> _Given instruction_
Copy each line below in which the string "Trabalho" occurs.

> _Listing_
★ ★ ★ ★

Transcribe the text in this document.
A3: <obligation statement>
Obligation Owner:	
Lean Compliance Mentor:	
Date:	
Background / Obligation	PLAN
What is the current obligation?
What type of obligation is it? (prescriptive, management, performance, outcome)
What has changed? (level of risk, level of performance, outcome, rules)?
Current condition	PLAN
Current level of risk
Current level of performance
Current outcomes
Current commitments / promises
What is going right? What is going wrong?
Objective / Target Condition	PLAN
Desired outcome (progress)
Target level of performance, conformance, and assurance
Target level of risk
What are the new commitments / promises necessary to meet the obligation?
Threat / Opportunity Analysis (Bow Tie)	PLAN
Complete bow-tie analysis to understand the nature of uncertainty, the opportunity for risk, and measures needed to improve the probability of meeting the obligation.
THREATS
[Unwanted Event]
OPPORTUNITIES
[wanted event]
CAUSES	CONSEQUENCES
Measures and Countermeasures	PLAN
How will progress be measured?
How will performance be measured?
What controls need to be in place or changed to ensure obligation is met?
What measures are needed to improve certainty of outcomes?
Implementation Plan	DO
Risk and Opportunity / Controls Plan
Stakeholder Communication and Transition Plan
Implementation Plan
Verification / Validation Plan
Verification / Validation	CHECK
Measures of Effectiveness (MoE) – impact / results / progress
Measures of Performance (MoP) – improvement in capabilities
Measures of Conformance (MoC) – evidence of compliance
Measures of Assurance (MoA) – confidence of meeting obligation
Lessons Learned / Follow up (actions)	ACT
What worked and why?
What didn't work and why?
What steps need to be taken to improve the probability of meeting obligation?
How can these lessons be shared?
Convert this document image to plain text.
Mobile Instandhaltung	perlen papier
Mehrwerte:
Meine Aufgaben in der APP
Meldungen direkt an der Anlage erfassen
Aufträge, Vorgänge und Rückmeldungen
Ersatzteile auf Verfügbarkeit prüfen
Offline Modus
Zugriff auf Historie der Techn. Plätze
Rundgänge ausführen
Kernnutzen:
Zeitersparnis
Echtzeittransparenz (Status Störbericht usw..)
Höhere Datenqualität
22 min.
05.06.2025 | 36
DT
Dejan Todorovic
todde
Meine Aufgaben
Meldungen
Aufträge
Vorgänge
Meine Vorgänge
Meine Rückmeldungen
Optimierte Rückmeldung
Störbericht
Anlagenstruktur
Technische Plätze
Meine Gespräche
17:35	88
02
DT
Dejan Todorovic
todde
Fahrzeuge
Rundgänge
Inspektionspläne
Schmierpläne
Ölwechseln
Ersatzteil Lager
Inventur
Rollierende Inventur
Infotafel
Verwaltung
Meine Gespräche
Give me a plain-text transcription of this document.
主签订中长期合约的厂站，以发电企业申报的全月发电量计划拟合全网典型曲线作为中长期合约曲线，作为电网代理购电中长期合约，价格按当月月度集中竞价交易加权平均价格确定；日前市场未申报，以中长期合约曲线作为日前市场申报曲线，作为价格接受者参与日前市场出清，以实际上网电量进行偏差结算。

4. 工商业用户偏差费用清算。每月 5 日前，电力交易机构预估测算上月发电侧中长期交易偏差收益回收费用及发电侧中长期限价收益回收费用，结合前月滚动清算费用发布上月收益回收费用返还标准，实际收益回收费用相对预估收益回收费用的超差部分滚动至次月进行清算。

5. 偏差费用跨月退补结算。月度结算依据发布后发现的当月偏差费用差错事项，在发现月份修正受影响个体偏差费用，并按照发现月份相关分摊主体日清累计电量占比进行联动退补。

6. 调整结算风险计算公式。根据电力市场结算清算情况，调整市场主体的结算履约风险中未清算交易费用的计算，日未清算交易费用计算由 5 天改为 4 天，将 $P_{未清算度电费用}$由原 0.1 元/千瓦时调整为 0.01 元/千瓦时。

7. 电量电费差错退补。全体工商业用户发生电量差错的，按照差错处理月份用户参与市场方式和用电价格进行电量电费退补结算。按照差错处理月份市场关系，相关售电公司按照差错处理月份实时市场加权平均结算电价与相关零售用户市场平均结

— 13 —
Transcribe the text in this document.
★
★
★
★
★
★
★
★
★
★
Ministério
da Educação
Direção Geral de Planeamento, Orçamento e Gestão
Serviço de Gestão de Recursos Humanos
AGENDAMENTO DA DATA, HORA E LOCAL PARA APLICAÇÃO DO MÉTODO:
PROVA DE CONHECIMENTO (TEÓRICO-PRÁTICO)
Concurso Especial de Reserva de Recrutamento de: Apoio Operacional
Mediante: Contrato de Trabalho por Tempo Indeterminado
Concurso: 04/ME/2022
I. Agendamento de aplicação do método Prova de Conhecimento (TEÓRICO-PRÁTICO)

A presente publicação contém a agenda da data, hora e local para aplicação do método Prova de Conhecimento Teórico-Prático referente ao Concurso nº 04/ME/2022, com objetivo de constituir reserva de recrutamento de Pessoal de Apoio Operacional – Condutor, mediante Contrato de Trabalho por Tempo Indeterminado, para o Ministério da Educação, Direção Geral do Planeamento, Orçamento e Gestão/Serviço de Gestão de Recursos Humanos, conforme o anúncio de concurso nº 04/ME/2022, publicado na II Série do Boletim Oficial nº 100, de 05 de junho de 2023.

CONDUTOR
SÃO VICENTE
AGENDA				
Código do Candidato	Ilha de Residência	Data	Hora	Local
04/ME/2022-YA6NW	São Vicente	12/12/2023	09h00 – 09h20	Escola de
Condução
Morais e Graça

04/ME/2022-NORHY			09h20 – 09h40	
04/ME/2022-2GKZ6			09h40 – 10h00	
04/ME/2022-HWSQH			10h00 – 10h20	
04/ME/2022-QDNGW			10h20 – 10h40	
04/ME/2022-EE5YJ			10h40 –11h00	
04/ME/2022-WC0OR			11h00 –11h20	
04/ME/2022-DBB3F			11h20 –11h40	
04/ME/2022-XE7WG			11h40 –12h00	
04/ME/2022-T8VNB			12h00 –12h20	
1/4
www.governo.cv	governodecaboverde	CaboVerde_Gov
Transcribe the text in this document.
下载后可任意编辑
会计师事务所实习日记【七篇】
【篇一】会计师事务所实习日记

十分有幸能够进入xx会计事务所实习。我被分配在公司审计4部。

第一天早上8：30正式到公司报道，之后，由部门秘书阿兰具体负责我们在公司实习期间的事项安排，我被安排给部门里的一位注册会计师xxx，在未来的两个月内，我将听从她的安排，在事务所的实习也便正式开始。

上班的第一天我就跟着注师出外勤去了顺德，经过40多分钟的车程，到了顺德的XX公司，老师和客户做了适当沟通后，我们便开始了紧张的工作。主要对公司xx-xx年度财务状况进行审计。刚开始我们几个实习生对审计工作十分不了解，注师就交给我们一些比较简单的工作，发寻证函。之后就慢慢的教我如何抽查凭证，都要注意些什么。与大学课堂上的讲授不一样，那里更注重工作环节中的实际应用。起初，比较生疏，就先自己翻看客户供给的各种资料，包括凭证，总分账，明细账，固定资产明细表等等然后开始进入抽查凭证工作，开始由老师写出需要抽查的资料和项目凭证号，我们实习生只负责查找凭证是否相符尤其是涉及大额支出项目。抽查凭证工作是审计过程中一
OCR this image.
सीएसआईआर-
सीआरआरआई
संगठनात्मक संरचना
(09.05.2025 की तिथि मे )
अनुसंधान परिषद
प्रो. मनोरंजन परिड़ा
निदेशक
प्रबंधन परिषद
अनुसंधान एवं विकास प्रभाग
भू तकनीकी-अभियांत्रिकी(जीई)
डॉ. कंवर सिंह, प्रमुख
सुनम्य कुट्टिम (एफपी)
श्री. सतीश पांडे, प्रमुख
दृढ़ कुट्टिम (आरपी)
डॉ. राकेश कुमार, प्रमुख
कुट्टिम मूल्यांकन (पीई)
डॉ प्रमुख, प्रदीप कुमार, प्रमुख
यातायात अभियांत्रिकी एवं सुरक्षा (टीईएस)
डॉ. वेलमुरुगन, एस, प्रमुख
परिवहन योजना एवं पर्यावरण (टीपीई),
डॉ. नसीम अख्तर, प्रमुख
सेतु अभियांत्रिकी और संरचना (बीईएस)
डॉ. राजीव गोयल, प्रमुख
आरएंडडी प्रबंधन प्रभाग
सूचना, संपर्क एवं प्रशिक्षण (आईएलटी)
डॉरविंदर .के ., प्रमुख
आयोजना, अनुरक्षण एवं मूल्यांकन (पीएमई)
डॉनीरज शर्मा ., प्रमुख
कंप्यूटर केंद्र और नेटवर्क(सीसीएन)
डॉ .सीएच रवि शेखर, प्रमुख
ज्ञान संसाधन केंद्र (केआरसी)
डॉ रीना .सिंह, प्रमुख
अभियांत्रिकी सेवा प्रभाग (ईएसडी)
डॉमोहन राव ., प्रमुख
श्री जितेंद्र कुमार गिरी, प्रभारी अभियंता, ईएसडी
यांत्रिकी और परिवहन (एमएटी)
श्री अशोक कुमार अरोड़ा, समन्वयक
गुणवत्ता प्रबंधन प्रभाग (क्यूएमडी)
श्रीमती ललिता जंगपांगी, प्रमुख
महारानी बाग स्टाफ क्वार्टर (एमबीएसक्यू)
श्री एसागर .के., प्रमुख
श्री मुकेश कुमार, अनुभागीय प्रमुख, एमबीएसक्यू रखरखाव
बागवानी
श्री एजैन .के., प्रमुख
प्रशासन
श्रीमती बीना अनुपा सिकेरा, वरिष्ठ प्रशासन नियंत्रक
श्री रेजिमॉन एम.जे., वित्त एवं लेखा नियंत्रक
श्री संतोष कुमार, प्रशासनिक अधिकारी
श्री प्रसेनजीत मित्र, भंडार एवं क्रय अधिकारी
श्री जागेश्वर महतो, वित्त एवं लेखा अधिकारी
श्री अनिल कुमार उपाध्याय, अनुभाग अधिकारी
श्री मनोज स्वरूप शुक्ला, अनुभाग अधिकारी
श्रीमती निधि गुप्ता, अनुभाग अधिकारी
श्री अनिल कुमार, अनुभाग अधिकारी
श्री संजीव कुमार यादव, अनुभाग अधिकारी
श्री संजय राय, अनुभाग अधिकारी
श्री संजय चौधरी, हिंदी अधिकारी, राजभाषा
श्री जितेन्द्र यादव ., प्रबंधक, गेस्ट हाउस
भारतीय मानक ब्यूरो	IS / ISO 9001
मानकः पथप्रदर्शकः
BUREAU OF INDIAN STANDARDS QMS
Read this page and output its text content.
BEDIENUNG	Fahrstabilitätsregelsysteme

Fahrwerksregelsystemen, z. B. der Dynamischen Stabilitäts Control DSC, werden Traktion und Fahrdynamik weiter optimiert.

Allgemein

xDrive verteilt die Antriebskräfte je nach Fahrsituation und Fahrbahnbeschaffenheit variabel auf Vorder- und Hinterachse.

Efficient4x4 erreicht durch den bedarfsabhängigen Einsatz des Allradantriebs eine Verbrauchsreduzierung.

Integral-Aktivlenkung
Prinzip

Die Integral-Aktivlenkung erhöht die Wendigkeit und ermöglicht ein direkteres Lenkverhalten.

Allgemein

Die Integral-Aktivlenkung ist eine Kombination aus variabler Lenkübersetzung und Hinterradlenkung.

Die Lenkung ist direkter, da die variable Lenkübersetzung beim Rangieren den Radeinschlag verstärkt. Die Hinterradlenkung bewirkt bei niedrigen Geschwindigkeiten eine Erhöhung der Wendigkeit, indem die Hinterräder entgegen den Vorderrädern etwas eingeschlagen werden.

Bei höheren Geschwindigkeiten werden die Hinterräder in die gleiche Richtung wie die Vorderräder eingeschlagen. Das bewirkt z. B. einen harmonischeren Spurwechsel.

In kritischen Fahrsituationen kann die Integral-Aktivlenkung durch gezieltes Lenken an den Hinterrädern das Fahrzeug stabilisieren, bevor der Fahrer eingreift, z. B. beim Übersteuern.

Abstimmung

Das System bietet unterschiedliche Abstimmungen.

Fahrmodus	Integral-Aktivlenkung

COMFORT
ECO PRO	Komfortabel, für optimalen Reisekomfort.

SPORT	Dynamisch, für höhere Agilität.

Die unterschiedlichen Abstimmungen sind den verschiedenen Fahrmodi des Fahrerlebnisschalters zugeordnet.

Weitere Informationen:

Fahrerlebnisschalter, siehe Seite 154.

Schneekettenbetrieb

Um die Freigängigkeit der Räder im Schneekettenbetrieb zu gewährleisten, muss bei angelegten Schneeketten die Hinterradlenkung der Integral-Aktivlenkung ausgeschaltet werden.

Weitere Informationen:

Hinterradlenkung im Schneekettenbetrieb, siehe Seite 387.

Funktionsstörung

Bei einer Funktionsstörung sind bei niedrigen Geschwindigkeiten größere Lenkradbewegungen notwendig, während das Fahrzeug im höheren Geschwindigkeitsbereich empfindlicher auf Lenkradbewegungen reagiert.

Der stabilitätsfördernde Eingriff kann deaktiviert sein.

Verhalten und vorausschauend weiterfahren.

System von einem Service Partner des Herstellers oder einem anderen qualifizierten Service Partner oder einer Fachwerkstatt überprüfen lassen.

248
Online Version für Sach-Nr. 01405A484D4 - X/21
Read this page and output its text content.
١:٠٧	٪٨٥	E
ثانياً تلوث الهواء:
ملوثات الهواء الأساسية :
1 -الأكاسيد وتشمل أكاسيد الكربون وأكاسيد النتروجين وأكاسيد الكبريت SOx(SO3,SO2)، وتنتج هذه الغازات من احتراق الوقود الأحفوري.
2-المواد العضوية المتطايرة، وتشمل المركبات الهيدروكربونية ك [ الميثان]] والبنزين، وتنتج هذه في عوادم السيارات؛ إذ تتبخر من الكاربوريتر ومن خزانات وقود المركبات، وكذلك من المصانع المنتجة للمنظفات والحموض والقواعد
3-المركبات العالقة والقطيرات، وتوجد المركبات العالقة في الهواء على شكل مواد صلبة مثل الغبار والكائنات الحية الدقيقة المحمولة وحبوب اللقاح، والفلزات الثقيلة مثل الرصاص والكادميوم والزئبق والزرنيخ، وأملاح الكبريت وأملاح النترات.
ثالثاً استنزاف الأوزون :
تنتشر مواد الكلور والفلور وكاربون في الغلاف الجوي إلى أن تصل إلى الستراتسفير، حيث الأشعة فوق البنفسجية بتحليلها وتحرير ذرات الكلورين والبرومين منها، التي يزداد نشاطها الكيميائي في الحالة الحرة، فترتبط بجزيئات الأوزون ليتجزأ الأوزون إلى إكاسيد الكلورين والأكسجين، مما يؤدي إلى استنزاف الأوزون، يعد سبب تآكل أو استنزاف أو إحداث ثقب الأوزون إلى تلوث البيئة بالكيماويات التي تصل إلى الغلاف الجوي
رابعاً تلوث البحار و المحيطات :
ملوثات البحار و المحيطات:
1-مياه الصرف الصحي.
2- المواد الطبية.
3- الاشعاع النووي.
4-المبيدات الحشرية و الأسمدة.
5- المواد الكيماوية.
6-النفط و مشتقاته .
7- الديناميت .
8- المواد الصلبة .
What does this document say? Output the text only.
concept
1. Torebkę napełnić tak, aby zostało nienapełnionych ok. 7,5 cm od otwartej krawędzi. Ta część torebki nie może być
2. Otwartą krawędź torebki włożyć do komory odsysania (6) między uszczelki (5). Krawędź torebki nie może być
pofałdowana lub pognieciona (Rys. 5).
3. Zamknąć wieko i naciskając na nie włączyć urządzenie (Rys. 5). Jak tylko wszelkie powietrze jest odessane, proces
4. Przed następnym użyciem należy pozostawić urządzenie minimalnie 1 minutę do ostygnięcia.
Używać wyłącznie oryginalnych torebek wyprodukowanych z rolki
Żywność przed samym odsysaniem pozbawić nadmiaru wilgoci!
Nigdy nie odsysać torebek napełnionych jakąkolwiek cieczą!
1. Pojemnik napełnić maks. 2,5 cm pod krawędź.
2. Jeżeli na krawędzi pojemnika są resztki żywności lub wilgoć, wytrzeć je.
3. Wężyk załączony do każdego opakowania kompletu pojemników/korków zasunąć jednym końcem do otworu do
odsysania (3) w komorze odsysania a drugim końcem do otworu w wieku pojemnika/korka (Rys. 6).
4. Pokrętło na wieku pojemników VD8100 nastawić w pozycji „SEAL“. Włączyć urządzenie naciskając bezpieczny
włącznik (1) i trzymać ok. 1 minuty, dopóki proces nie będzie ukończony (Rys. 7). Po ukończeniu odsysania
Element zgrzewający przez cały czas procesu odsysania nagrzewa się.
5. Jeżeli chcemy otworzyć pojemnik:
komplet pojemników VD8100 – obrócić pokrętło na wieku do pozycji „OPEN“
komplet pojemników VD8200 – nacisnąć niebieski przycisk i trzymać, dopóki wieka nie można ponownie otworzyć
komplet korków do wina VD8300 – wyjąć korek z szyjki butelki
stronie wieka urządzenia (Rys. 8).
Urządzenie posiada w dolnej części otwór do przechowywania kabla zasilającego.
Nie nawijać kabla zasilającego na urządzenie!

★ ★ ★ ★

> _Exercise answer_
Mediante: Contrato de Trabalho por Tempo Indeterminado
A presente publicação contém a agenda da data, hora e local para aplicação do método Prova de Conhecimento Teórico-Prático referente ao Concurso nº 04/ME/2022, com objetivo de constituir reserva de recrutamento de Pessoal de Apoio Operacional – Condutor, mediante Contrato de Trabalho por Tempo Indeterminado, para o Ministério da Educação, Direção Geral do Planeamento, Orçamento e Gestão/Serviço de Gestão de Recursos Humanos, conforme o anúncio de concurso nº 04/ME/2022, publicado na II Série do Boletim Oficial nº 100, de 05 de junho de 2023.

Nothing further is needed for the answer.